──────── Exercise material ────────

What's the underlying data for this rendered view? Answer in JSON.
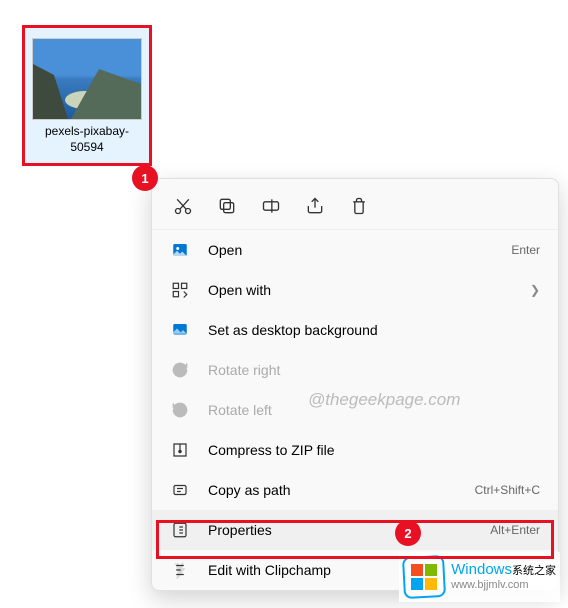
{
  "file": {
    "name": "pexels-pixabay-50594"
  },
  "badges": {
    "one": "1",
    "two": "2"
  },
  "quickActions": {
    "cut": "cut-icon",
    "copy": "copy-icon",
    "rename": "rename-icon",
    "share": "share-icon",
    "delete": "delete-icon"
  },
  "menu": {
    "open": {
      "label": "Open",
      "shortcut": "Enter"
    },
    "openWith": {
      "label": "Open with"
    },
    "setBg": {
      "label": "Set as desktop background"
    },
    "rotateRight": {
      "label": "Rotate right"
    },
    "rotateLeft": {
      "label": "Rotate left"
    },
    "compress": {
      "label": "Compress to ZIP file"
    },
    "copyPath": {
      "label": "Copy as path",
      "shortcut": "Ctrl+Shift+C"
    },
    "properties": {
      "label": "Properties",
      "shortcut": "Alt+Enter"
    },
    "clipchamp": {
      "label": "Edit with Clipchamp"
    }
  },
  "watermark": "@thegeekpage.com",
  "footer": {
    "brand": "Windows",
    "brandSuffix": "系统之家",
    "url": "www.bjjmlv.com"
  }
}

────────

→ **What you are asked to do**: Please write out all of the material above without changing a word, and omit any pictures.

→ **Solution to the problem**:
What's the underlying data for this rendered view? Answer in JSON.
{
  "file": {
    "name": "pexels-pixabay-50594"
  },
  "badges": {
    "one": "1",
    "two": "2"
  },
  "quickActions": {
    "cut": "cut-icon",
    "copy": "copy-icon",
    "rename": "rename-icon",
    "share": "share-icon",
    "delete": "delete-icon"
  },
  "menu": {
    "open": {
      "label": "Open",
      "shortcut": "Enter"
    },
    "openWith": {
      "label": "Open with"
    },
    "setBg": {
      "label": "Set as desktop background"
    },
    "rotateRight": {
      "label": "Rotate right"
    },
    "rotateLeft": {
      "label": "Rotate left"
    },
    "compress": {
      "label": "Compress to ZIP file"
    },
    "copyPath": {
      "label": "Copy as path",
      "shortcut": "Ctrl+Shift+C"
    },
    "properties": {
      "label": "Properties",
      "shortcut": "Alt+Enter"
    },
    "clipchamp": {
      "label": "Edit with Clipchamp"
    }
  },
  "watermark": "@thegeekpage.com",
  "footer": {
    "brand": "Windows",
    "brandSuffix": "系统之家",
    "url": "www.bjjmlv.com"
  }
}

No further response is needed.